- Task to complete
Lay out every item below as a numbered list, one line per entry, and omit any blank lines. Leave the pictures out of your answer.

- Records for this task
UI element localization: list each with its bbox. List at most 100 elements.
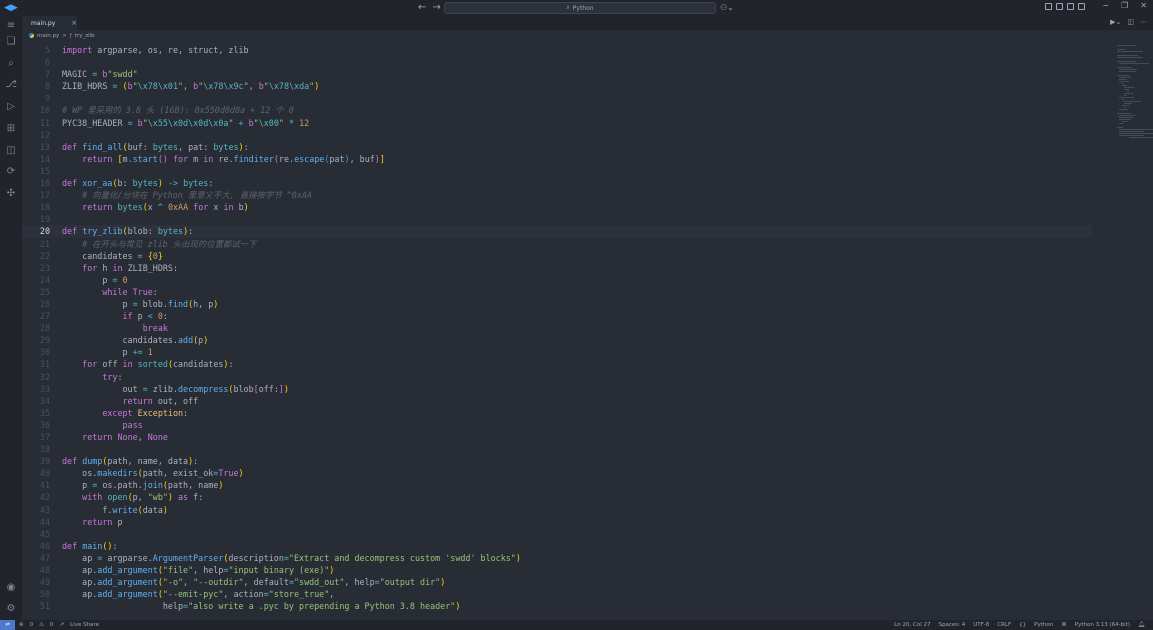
code-line[interactable]: 28 break <box>22 322 1092 334</box>
code-line[interactable]: 22 candidates = {0} <box>22 250 1092 262</box>
database-icon[interactable]: ◫ <box>5 145 17 157</box>
code-line[interactable]: 7 MAGIC = b"swdd" <box>22 68 1092 80</box>
line-number[interactable]: 14 <box>22 153 50 165</box>
code-line[interactable]: 16 def xor_aa(b: bytes) -> bytes: <box>22 177 1092 189</box>
code-line[interactable]: 40 os.makedirs(path, exist_ok=True) <box>22 467 1092 479</box>
code-line[interactable]: 15 <box>22 165 1092 177</box>
line-number[interactable]: 44 <box>22 516 50 528</box>
settings-gear-icon[interactable]: ⚙ <box>5 603 17 615</box>
line-number[interactable]: 11 <box>22 117 50 129</box>
line-number[interactable]: 43 <box>22 504 50 516</box>
toggle-panel-icon[interactable] <box>1067 3 1074 10</box>
line-number[interactable]: 22 <box>22 250 50 262</box>
code-line[interactable]: 34 return out, off <box>22 395 1092 407</box>
code-line[interactable]: 8 ZLIB_HDRS = (b"\x78\x01", b"\x78\x9c", … <box>22 80 1092 92</box>
remote-indicator-icon[interactable]: ⇌ <box>0 620 15 630</box>
line-number[interactable]: 17 <box>22 189 50 201</box>
back-arrow-icon[interactable]: ← <box>418 2 426 13</box>
code-line[interactable]: 11 PYC38_HEADER = b"\x55\x0d\x0d\x0a" + b… <box>22 117 1092 129</box>
line-number[interactable]: 49 <box>22 576 50 588</box>
account-icon[interactable]: ◉ <box>5 582 17 594</box>
errors-icon[interactable]: ⊗ <box>19 622 24 628</box>
code-line[interactable]: 18 return bytes(x ^ 0xAA for x in b) <box>22 201 1092 213</box>
line-number[interactable]: 27 <box>22 310 50 322</box>
split-editor-icon[interactable]: ◫ <box>1127 18 1134 26</box>
line-number[interactable]: 48 <box>22 564 50 576</box>
warnings-count[interactable]: 0 <box>50 622 54 628</box>
line-number[interactable]: 40 <box>22 467 50 479</box>
code-line[interactable]: 26 p = blob.find(h, p) <box>22 298 1092 310</box>
code-line[interactable]: 29 candidates.add(p) <box>22 334 1092 346</box>
line-number[interactable]: 33 <box>22 383 50 395</box>
code-line[interactable]: 35 except Exception: <box>22 407 1092 419</box>
cursor-position[interactable]: Ln 20, Col 27 <box>894 622 930 628</box>
code-line[interactable]: 39 def dump(path, name, data): <box>22 455 1092 467</box>
line-number[interactable]: 6 <box>22 56 50 68</box>
line-number[interactable]: 19 <box>22 213 50 225</box>
code-line[interactable]: 32 try: <box>22 371 1092 383</box>
code-line[interactable]: 46 def main(): <box>22 540 1092 552</box>
line-number[interactable]: 29 <box>22 334 50 346</box>
line-number[interactable]: 31 <box>22 358 50 370</box>
minimize-icon[interactable]: − <box>1102 1 1109 10</box>
line-number[interactable]: 32 <box>22 371 50 383</box>
code-line[interactable]: 43 f.write(data) <box>22 504 1092 516</box>
line-number[interactable]: 24 <box>22 274 50 286</box>
code-line[interactable]: 48 ap.add_argument("file", help="input b… <box>22 564 1092 576</box>
customize-layout-icon[interactable] <box>1045 3 1052 10</box>
code-line[interactable]: 21 # 在开头与常见 zlib 头出现的位置都试一下 <box>22 238 1092 250</box>
notifications-bell-icon[interactable]: 🔔︎ <box>1138 622 1145 628</box>
line-number[interactable]: 35 <box>22 407 50 419</box>
close-window-icon[interactable]: ✕ <box>1140 1 1147 10</box>
code-line[interactable]: 13 def find_all(buf: bytes, pat: bytes): <box>22 141 1092 153</box>
code-line[interactable]: 41 p = os.path.join(path, name) <box>22 479 1092 491</box>
code-line[interactable]: 42 with open(p, "wb") as f: <box>22 491 1092 503</box>
code-line[interactable]: 6 <box>22 56 1092 68</box>
code-line[interactable]: 20 def try_zlib(blob: bytes): <box>22 225 1092 238</box>
line-number[interactable]: 50 <box>22 588 50 600</box>
line-number[interactable]: 21 <box>22 238 50 250</box>
line-number[interactable]: 16 <box>22 177 50 189</box>
code-editor[interactable]: 5 import argparse, os, re, struct, zlib 6 7… <box>22 41 1153 620</box>
code-line[interactable]: 12 <box>22 129 1092 141</box>
extensions-icon[interactable]: ⊞ <box>5 123 17 135</box>
code-line[interactable]: 36 pass <box>22 419 1092 431</box>
line-number[interactable]: 51 <box>22 600 50 612</box>
restore-icon[interactable]: ❐ <box>1121 1 1128 10</box>
code-line[interactable]: 17 # 向量化/分块在 Python 里意义不大, 直接按字节 ^0xAA <box>22 189 1092 201</box>
line-number[interactable]: 39 <box>22 455 50 467</box>
python-interpreter[interactable]: Python 3.13 (64-bit) <box>1075 622 1130 628</box>
tab-main-py[interactable]: main.py × <box>22 16 77 30</box>
line-number[interactable]: 12 <box>22 129 50 141</box>
line-number[interactable]: 36 <box>22 419 50 431</box>
line-number[interactable]: 7 <box>22 68 50 80</box>
breadcrumb-file[interactable]: main.py <box>37 33 59 39</box>
breadcrumb-symbol[interactable]: try_zlib <box>75 33 95 39</box>
line-number[interactable]: 38 <box>22 443 50 455</box>
code-line[interactable]: 33 out = zlib.decompress(blob[off:]) <box>22 383 1092 395</box>
run-debug-icon[interactable]: ▷ <box>5 101 17 113</box>
line-number[interactable]: 18 <box>22 201 50 213</box>
code-line[interactable]: 44 return p <box>22 516 1092 528</box>
code-line[interactable]: 47 ap = argparse.ArgumentParser(descript… <box>22 552 1092 564</box>
line-number[interactable]: 42 <box>22 491 50 503</box>
errors-count[interactable]: 0 <box>30 622 34 628</box>
code-line[interactable]: 24 p = 0 <box>22 274 1092 286</box>
line-number[interactable]: 26 <box>22 298 50 310</box>
line-number[interactable]: 8 <box>22 80 50 92</box>
code-line[interactable]: 50 ap.add_argument("--emit-pyc", action=… <box>22 588 1092 600</box>
line-number[interactable]: 10 <box>22 104 50 116</box>
close-tab-icon[interactable]: × <box>71 19 77 27</box>
python-icon[interactable]: ✣ <box>5 188 17 200</box>
toggle-secondary-sidebar-icon[interactable] <box>1078 3 1085 10</box>
forward-arrow-icon[interactable]: → <box>432 2 440 13</box>
language-mode[interactable]: Python <box>1034 622 1053 628</box>
line-number[interactable]: 15 <box>22 165 50 177</box>
code-line[interactable]: 45 <box>22 528 1092 540</box>
code-line[interactable]: 37 return None, None <box>22 431 1092 443</box>
code-line[interactable]: 19 <box>22 213 1092 225</box>
line-number[interactable]: 25 <box>22 286 50 298</box>
code-line[interactable]: 31 for off in sorted(candidates): <box>22 358 1092 370</box>
line-number[interactable]: 28 <box>22 322 50 334</box>
run-file-icon[interactable]: ▶⌄ <box>1110 18 1121 26</box>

- Solution below
1. UI element localization: list each with its bbox. List at most 100 elements.
2. code-line[interactable]: 28 break <box>22 322 1092 334</box>
3. code-line[interactable]: 22 candidates = {0} <box>22 250 1092 262</box>
4. database-icon[interactable]: ◫ <box>5 145 17 157</box>
5. code-line[interactable]: 7 MAGIC = b"swdd" <box>22 68 1092 80</box>
6. line-number[interactable]: 14 <box>22 153 50 165</box>
7. code-line[interactable]: 16 def xor_aa(b: bytes) -> bytes: <box>22 177 1092 189</box>
8. code-line[interactable]: 40 os.makedirs(path, exist_ok=True) <box>22 467 1092 479</box>
9. code-line[interactable]: 15 <box>22 165 1092 177</box>
10. line-number[interactable]: 44 <box>22 516 50 528</box>
11. settings-gear-icon[interactable]: ⚙ <box>5 603 17 615</box>
12. line-number[interactable]: 11 <box>22 117 50 129</box>
13. line-number[interactable]: 43 <box>22 504 50 516</box>
14. toggle-panel-icon[interactable] <box>1067 3 1074 10</box>
15. line-number[interactable]: 22 <box>22 250 50 262</box>
16. code-line[interactable]: 34 return out, off <box>22 395 1092 407</box>
17. code-line[interactable]: 8 ZLIB_HDRS = (b"\x78\x01", b"\x78\x9c", … <box>22 80 1092 92</box>
18. remote-indicator-icon[interactable]: ⇌ <box>0 620 15 630</box>
19. line-number[interactable]: 17 <box>22 189 50 201</box>
20. back-arrow-icon[interactable]: ← <box>418 2 426 13</box>
21. code-line[interactable]: 11 PYC38_HEADER = b"\x55\x0d\x0d\x0a" + b… <box>22 117 1092 129</box>
22. line-number[interactable]: 49 <box>22 576 50 588</box>
23. account-icon[interactable]: ◉ <box>5 582 17 594</box>
24. errors-icon[interactable]: ⊗ <box>19 622 24 628</box>
25. code-line[interactable]: 18 return bytes(x ^ 0xAA for x in b) <box>22 201 1092 213</box>
26. line-number[interactable]: 27 <box>22 310 50 322</box>
27. split-editor-icon[interactable]: ◫ <box>1127 18 1134 26</box>
28. line-number[interactable]: 48 <box>22 564 50 576</box>
29. warnings-count[interactable]: 0 <box>50 622 54 628</box>
30. line-number[interactable]: 40 <box>22 467 50 479</box>
31. code-line[interactable]: 26 p = blob.find(h, p) <box>22 298 1092 310</box>
32. code-line[interactable]: 29 candidates.add(p) <box>22 334 1092 346</box>
33. line-number[interactable]: 33 <box>22 383 50 395</box>
34. code-line[interactable]: 35 except Exception: <box>22 407 1092 419</box>
35. cursor-position[interactable]: Ln 20, Col 27 <box>894 622 930 628</box>
36. code-line[interactable]: 39 def dump(path, name, data): <box>22 455 1092 467</box>
37. line-number[interactable]: 6 <box>22 56 50 68</box>
38. line-number[interactable]: 19 <box>22 213 50 225</box>
39. code-line[interactable]: 32 try: <box>22 371 1092 383</box>
40. code-line[interactable]: 46 def main(): <box>22 540 1092 552</box>
41. line-number[interactable]: 29 <box>22 334 50 346</box>
42. line-number[interactable]: 31 <box>22 358 50 370</box>
43. minimize-icon[interactable]: − <box>1102 1 1109 10</box>
44. line-number[interactable]: 32 <box>22 371 50 383</box>
45. code-line[interactable]: 43 f.write(data) <box>22 504 1092 516</box>
46. line-number[interactable]: 24 <box>22 274 50 286</box>
47. code-line[interactable]: 48 ap.add_argument("file", help="input b… <box>22 564 1092 576</box>
48. customize-layout-icon[interactable] <box>1045 3 1052 10</box>
49. code-line[interactable]: 21 # 在开头与常见 zlib 头出现的位置都试一下 <box>22 238 1092 250</box>
50. notifications-bell-icon[interactable]: 🔔︎ <box>1138 622 1145 628</box>
51. line-number[interactable]: 35 <box>22 407 50 419</box>
52. close-window-icon[interactable]: ✕ <box>1140 1 1147 10</box>
53. code-line[interactable]: 13 def find_all(buf: bytes, pat: bytes): <box>22 141 1092 153</box>
54. code-line[interactable]: 41 p = os.path.join(path, name) <box>22 479 1092 491</box>
55. code-line[interactable]: 42 with open(p, "wb") as f: <box>22 491 1092 503</box>
56. code-line[interactable]: 6 <box>22 56 1092 68</box>
57. code-line[interactable]: 20 def try_zlib(blob: bytes): <box>22 225 1092 238</box>
58. line-number[interactable]: 50 <box>22 588 50 600</box>
59. line-number[interactable]: 21 <box>22 238 50 250</box>
60. line-number[interactable]: 16 <box>22 177 50 189</box>
61. code-editor[interactable]: 5 import argparse, os, re, struct, zlib 6 7… <box>22 41 1153 620</box>
62. code-line[interactable]: 12 <box>22 129 1092 141</box>
63. extensions-icon[interactable]: ⊞ <box>5 123 17 135</box>
64. code-line[interactable]: 36 pass <box>22 419 1092 431</box>
65. line-number[interactable]: 51 <box>22 600 50 612</box>
66. restore-icon[interactable]: ❐ <box>1121 1 1128 10</box>
67. code-line[interactable]: 17 # 向量化/分块在 Python 里意义不大, 直接按字节 ^0xAA <box>22 189 1092 201</box>
68. line-number[interactable]: 39 <box>22 455 50 467</box>
69. python-interpreter[interactable]: Python 3.13 (64-bit) <box>1075 622 1130 628</box>
70. tab-main-py[interactable]: main.py × <box>22 16 77 30</box>
71. line-number[interactable]: 12 <box>22 129 50 141</box>
72. line-number[interactable]: 36 <box>22 419 50 431</box>
73. line-number[interactable]: 7 <box>22 68 50 80</box>
74. breadcrumb-file[interactable]: main.py <box>37 33 59 39</box>
75. breadcrumb-symbol[interactable]: try_zlib <box>75 33 95 39</box>
76. line-number[interactable]: 38 <box>22 443 50 455</box>
77. code-line[interactable]: 33 out = zlib.decompress(blob[off:]) <box>22 383 1092 395</box>
78. run-debug-icon[interactable]: ▷ <box>5 101 17 113</box>
79. line-number[interactable]: 18 <box>22 201 50 213</box>
80. code-line[interactable]: 44 return p <box>22 516 1092 528</box>
81. code-line[interactable]: 47 ap = argparse.ArgumentParser(descript… <box>22 552 1092 564</box>
82. line-number[interactable]: 42 <box>22 491 50 503</box>
83. errors-count[interactable]: 0 <box>30 622 34 628</box>
84. code-line[interactable]: 24 p = 0 <box>22 274 1092 286</box>
85. line-number[interactable]: 26 <box>22 298 50 310</box>
86. line-number[interactable]: 8 <box>22 80 50 92</box>
87. code-line[interactable]: 50 ap.add_argument("--emit-pyc", action=… <box>22 588 1092 600</box>
88. line-number[interactable]: 10 <box>22 104 50 116</box>
89. close-tab-icon[interactable]: × <box>71 19 77 27</box>
90. python-icon[interactable]: ✣ <box>5 188 17 200</box>
91. toggle-secondary-sidebar-icon[interactable] <box>1078 3 1085 10</box>
92. forward-arrow-icon[interactable]: → <box>432 2 440 13</box>
93. language-mode[interactable]: Python <box>1034 622 1053 628</box>
94. line-number[interactable]: 15 <box>22 165 50 177</box>
95. code-line[interactable]: 45 <box>22 528 1092 540</box>
96. code-line[interactable]: 37 return None, None <box>22 431 1092 443</box>
97. code-line[interactable]: 19 <box>22 213 1092 225</box>
98. line-number[interactable]: 25 <box>22 286 50 298</box>
99. code-line[interactable]: 31 for off in sorted(candidates): <box>22 358 1092 370</box>
100. line-number[interactable]: 28 <box>22 322 50 334</box>
101. run-file-icon[interactable]: ▶⌄ <box>1110 18 1121 26</box>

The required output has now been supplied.